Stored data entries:
====

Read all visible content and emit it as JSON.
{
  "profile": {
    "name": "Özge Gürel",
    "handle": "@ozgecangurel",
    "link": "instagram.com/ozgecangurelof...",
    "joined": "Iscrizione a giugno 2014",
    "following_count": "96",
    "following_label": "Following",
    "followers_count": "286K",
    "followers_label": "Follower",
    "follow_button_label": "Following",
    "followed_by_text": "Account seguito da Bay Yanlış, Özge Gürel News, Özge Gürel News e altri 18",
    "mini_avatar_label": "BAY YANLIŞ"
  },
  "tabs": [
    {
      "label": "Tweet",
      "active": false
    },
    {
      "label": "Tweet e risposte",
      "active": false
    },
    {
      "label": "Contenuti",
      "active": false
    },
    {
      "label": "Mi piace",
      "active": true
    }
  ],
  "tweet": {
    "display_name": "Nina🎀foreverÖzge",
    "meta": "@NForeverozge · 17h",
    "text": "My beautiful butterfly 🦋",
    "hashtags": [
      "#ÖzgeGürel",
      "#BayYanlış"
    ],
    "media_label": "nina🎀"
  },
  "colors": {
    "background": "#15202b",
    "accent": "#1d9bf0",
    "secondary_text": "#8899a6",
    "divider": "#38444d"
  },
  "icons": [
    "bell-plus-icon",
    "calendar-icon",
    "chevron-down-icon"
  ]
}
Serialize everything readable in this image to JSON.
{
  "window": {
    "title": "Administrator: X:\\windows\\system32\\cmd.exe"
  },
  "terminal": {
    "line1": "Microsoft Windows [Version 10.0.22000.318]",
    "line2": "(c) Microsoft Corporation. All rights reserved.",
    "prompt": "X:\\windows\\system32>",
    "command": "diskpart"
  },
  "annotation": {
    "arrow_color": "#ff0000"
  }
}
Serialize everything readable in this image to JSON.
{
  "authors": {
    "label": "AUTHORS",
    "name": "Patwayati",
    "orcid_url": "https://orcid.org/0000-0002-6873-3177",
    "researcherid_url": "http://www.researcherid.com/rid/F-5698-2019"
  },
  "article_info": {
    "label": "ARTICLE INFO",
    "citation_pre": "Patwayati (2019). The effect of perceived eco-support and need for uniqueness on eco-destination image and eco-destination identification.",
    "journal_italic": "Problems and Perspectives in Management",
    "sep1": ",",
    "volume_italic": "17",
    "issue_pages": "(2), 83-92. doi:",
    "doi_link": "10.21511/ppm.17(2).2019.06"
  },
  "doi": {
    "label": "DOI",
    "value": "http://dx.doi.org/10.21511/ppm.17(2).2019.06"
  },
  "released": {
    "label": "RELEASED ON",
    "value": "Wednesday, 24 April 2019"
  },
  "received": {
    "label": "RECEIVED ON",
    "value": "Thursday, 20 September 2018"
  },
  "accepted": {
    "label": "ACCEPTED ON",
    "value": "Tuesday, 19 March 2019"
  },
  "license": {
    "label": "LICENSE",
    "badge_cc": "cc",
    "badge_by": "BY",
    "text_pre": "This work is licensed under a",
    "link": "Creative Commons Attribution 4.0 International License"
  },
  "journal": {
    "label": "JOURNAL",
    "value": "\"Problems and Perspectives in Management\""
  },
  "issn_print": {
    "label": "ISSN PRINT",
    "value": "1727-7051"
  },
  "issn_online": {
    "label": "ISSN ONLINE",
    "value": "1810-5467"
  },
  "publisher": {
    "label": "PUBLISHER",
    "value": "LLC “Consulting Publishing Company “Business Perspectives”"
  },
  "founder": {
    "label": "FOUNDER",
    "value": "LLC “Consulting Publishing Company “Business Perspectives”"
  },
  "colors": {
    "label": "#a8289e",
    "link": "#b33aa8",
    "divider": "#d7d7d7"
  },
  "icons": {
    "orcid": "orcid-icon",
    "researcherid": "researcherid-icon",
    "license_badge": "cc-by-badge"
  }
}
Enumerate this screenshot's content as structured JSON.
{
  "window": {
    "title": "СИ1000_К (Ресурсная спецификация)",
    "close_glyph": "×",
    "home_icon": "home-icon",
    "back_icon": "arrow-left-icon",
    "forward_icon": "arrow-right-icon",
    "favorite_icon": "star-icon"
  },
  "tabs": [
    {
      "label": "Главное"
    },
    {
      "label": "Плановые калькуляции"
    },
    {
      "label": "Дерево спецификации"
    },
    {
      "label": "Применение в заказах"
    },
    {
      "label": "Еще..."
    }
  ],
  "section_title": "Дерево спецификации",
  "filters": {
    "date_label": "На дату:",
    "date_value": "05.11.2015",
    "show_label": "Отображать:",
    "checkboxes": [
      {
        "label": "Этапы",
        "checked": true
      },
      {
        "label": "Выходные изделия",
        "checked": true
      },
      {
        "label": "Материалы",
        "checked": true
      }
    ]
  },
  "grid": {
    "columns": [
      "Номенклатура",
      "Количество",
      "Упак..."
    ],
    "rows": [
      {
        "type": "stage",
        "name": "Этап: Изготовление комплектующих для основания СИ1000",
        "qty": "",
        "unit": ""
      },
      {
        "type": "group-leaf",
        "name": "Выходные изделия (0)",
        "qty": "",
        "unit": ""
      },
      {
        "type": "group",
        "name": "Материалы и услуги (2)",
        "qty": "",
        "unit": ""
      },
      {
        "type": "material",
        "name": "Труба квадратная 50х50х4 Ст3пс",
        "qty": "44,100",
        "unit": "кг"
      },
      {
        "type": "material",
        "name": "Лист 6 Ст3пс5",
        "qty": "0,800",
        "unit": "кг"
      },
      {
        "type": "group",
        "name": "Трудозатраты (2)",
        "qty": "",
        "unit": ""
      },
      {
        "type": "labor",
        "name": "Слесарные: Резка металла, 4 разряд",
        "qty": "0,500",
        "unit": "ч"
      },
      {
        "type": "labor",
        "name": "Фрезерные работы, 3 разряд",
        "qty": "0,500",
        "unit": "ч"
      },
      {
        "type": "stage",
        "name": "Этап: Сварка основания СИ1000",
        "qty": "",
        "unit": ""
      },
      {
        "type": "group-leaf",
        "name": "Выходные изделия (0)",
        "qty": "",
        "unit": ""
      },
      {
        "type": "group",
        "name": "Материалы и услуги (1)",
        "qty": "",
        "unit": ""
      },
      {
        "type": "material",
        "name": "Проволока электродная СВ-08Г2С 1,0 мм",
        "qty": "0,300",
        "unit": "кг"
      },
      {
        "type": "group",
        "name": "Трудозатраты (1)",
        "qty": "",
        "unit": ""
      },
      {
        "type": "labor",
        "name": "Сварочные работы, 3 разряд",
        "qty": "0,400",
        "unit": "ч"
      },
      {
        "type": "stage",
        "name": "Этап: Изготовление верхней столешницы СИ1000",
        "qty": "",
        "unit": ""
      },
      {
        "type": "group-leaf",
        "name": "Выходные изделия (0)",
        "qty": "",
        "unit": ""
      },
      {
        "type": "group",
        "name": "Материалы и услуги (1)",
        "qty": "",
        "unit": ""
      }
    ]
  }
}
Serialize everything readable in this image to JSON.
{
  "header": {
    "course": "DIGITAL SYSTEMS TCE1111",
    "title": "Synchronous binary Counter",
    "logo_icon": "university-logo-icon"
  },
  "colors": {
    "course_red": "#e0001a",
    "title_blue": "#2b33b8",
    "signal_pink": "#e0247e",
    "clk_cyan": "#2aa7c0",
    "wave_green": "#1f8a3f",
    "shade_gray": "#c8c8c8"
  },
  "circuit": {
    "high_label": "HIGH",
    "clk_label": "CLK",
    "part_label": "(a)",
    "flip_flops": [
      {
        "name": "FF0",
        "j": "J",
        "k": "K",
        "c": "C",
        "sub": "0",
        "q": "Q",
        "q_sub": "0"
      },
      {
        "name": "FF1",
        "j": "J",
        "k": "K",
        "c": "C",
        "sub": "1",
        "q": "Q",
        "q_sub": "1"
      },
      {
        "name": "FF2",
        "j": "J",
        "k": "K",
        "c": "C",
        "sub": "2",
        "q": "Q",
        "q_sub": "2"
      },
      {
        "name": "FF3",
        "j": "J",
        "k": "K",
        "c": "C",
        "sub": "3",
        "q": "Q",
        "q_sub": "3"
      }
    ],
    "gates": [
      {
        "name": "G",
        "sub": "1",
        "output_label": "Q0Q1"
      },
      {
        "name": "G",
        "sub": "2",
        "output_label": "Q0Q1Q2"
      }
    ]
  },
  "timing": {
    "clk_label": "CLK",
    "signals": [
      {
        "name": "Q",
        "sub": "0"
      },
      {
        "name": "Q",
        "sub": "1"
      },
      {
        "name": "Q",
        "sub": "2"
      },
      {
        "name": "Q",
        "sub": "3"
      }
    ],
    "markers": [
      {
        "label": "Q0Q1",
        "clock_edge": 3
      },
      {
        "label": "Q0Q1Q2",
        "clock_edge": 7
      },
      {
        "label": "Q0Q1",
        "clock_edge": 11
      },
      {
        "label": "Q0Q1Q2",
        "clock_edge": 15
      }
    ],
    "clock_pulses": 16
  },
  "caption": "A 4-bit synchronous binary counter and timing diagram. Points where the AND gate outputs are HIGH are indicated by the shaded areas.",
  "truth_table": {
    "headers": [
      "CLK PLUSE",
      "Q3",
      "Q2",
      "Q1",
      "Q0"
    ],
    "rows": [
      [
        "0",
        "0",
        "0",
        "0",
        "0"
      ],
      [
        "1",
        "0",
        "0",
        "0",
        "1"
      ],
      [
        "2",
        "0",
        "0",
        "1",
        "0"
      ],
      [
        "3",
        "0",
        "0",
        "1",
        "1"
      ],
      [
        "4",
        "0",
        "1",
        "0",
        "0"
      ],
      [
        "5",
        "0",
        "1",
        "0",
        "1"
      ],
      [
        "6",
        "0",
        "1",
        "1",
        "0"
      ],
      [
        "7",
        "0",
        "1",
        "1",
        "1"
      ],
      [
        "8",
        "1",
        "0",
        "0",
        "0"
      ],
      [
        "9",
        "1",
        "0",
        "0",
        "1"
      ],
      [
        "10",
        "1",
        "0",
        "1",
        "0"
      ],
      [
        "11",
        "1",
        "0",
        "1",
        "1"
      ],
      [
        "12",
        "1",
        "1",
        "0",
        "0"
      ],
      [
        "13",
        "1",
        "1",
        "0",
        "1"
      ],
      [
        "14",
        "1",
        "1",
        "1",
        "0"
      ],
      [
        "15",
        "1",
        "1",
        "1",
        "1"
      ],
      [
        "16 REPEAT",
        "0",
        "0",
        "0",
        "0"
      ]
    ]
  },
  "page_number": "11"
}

====

Exercise:
From the material above, gather all lines that include the string "Patwayati" and copy them.

The output:
    "name": "Patwayati",
    "citation_pre": "Patwayati (2019). The effect of perceived eco-support and need for uniqueness on eco-destination image and eco-destination identification.",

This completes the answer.